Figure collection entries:
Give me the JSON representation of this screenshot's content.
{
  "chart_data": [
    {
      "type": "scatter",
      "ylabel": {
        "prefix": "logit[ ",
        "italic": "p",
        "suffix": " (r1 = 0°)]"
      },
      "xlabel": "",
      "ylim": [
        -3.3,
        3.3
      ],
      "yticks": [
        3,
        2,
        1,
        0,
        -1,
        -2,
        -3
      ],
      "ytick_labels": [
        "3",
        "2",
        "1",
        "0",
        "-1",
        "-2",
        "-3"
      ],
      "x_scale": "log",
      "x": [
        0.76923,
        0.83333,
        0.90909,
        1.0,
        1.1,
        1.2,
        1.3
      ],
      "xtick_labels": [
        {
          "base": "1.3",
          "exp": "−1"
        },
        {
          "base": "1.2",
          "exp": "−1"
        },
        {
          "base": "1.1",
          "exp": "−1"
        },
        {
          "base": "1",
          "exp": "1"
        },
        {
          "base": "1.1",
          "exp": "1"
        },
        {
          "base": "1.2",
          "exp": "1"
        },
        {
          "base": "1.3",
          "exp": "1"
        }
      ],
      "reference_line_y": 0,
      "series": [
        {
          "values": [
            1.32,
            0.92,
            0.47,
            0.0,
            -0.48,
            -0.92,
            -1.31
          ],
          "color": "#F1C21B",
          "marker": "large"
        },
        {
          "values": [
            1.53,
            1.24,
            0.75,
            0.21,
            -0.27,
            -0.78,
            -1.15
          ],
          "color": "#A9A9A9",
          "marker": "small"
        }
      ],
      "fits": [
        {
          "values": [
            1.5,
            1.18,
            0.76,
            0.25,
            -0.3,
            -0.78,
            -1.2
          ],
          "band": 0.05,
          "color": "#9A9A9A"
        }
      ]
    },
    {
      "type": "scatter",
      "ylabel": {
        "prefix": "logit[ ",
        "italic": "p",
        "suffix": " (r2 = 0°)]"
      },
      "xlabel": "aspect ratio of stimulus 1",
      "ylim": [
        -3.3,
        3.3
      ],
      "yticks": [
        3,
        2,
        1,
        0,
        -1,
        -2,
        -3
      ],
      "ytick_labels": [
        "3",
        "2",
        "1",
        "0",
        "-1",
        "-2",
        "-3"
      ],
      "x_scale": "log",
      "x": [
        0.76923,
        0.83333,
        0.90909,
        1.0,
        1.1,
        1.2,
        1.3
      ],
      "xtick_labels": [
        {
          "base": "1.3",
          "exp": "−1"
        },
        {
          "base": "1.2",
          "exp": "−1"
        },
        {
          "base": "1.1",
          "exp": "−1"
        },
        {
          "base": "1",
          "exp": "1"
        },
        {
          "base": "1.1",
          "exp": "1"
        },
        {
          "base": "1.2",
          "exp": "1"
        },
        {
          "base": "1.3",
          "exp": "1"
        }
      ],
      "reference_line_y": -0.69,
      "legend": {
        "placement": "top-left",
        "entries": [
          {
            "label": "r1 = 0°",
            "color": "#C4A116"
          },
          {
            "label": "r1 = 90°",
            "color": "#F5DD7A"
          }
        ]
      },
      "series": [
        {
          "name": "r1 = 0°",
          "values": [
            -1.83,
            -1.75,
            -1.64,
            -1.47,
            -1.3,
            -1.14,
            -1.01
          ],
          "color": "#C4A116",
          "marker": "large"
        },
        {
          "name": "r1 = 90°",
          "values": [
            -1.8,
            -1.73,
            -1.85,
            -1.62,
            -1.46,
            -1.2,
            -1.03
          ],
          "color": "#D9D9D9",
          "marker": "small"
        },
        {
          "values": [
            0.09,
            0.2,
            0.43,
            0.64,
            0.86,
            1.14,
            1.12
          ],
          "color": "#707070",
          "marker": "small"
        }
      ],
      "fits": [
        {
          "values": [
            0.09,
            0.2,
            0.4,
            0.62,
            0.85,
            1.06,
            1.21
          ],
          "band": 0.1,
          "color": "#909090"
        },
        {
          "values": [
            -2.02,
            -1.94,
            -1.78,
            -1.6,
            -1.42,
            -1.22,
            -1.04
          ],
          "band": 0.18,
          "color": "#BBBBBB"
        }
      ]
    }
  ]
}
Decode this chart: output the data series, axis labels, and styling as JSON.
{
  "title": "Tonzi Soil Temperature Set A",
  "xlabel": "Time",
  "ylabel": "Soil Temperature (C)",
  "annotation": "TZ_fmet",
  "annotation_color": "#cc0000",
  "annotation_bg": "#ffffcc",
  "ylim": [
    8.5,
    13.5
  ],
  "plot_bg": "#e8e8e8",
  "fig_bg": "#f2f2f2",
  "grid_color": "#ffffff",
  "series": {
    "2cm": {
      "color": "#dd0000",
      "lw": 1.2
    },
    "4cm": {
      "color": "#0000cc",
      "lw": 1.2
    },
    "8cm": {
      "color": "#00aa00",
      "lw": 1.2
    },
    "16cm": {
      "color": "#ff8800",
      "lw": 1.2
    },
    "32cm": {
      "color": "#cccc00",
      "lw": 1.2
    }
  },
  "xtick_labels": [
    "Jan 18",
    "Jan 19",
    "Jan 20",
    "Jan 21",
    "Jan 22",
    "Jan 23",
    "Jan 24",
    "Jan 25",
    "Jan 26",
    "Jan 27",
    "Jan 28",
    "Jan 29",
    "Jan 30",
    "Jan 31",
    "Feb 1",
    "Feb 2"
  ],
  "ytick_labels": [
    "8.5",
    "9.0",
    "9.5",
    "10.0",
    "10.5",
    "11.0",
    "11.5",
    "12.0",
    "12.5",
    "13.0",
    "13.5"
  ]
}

** Goal **
Reproduce every record above exactly as it appears.

** Answer to this exercise **
Give me the JSON representation of this screenshot's content.
{
  "chart_data": [
    {
      "type": "scatter",
      "ylabel": {
        "prefix": "logit[ ",
        "italic": "p",
        "suffix": " (r1 = 0°)]"
      },
      "xlabel": "",
      "ylim": [
        -3.3,
        3.3
      ],
      "yticks": [
        3,
        2,
        1,
        0,
        -1,
        -2,
        -3
      ],
      "ytick_labels": [
        "3",
        "2",
        "1",
        "0",
        "-1",
        "-2",
        "-3"
      ],
      "x_scale": "log",
      "x": [
        0.76923,
        0.83333,
        0.90909,
        1.0,
        1.1,
        1.2,
        1.3
      ],
      "xtick_labels": [
        {
          "base": "1.3",
          "exp": "−1"
        },
        {
          "base": "1.2",
          "exp": "−1"
        },
        {
          "base": "1.1",
          "exp": "−1"
        },
        {
          "base": "1",
          "exp": "1"
        },
        {
          "base": "1.1",
          "exp": "1"
        },
        {
          "base": "1.2",
          "exp": "1"
        },
        {
          "base": "1.3",
          "exp": "1"
        }
      ],
      "reference_line_y": 0,
      "series": [
        {
          "values": [
            1.32,
            0.92,
            0.47,
            0.0,
            -0.48,
            -0.92,
            -1.31
          ],
          "color": "#F1C21B",
          "marker": "large"
        },
        {
          "values": [
            1.53,
            1.24,
            0.75,
            0.21,
            -0.27,
            -0.78,
            -1.15
          ],
          "color": "#A9A9A9",
          "marker": "small"
        }
      ],
      "fits": [
        {
          "values": [
            1.5,
            1.18,
            0.76,
            0.25,
            -0.3,
            -0.78,
            -1.2
          ],
          "band": 0.05,
          "color": "#9A9A9A"
        }
      ]
    },
    {
      "type": "scatter",
      "ylabel": {
        "prefix": "logit[ ",
        "italic": "p",
        "suffix": " (r2 = 0°)]"
      },
      "xlabel": "aspect ratio of stimulus 1",
      "ylim": [
        -3.3,
        3.3
      ],
      "yticks": [
        3,
        2,
        1,
        0,
        -1,
        -2,
        -3
      ],
      "ytick_labels": [
        "3",
        "2",
        "1",
        "0",
        "-1",
        "-2",
        "-3"
      ],
      "x_scale": "log",
      "x": [
        0.76923,
        0.83333,
        0.90909,
        1.0,
        1.1,
        1.2,
        1.3
      ],
      "xtick_labels": [
        {
          "base": "1.3",
          "exp": "−1"
        },
        {
          "base": "1.2",
          "exp": "−1"
        },
        {
          "base": "1.1",
          "exp": "−1"
        },
        {
          "base": "1",
          "exp": "1"
        },
        {
          "base": "1.1",
          "exp": "1"
        },
        {
          "base": "1.2",
          "exp": "1"
        },
        {
          "base": "1.3",
          "exp": "1"
        }
      ],
      "reference_line_y": -0.69,
      "legend": {
        "placement": "top-left",
        "entries": [
          {
            "label": "r1 = 0°",
            "color": "#C4A116"
          },
          {
            "label": "r1 = 90°",
            "color": "#F5DD7A"
          }
        ]
      },
      "series": [
        {
          "name": "r1 = 0°",
          "values": [
            -1.83,
            -1.75,
            -1.64,
            -1.47,
            -1.3,
            -1.14,
            -1.01
          ],
          "color": "#C4A116",
          "marker": "large"
        },
        {
          "name": "r1 = 90°",
          "values": [
            -1.8,
            -1.73,
            -1.85,
            -1.62,
            -1.46,
            -1.2,
            -1.03
          ],
          "color": "#D9D9D9",
          "marker": "small"
        },
        {
          "values": [
            0.09,
            0.2,
            0.43,
            0.64,
            0.86,
            1.14,
            1.12
          ],
          "color": "#707070",
          "marker": "small"
        }
      ],
      "fits": [
        {
          "values": [
            0.09,
            0.2,
            0.4,
            0.62,
            0.85,
            1.06,
            1.21
          ],
          "band": 0.1,
          "color": "#909090"
        },
        {
          "values": [
            -2.02,
            -1.94,
            -1.78,
            -1.6,
            -1.42,
            -1.22,
            -1.04
          ],
          "band": 0.18,
          "color": "#BBBBBB"
        }
      ]
    }
  ]
}
Decode this chart: output the data series, axis labels, and styling as JSON.
{
  "title": "Tonzi Soil Temperature Set A",
  "xlabel": "Time",
  "ylabel": "Soil Temperature (C)",
  "annotation": "TZ_fmet",
  "annotation_color": "#cc0000",
  "annotation_bg": "#ffffcc",
  "ylim": [
    8.5,
    13.5
  ],
  "plot_bg": "#e8e8e8",
  "fig_bg": "#f2f2f2",
  "grid_color": "#ffffff",
  "series": {
    "2cm": {
      "color": "#dd0000",
      "lw": 1.2
    },
    "4cm": {
      "color": "#0000cc",
      "lw": 1.2
    },
    "8cm": {
      "color": "#00aa00",
      "lw": 1.2
    },
    "16cm": {
      "color": "#ff8800",
      "lw": 1.2
    },
    "32cm": {
      "color": "#cccc00",
      "lw": 1.2
    }
  },
  "xtick_labels": [
    "Jan 18",
    "Jan 19",
    "Jan 20",
    "Jan 21",
    "Jan 22",
    "Jan 23",
    "Jan 24",
    "Jan 25",
    "Jan 26",
    "Jan 27",
    "Jan 28",
    "Jan 29",
    "Jan 30",
    "Jan 31",
    "Feb 1",
    "Feb 2"
  ],
  "ytick_labels": [
    "8.5",
    "9.0",
    "9.5",
    "10.0",
    "10.5",
    "11.0",
    "11.5",
    "12.0",
    "12.5",
    "13.0",
    "13.5"
  ]
}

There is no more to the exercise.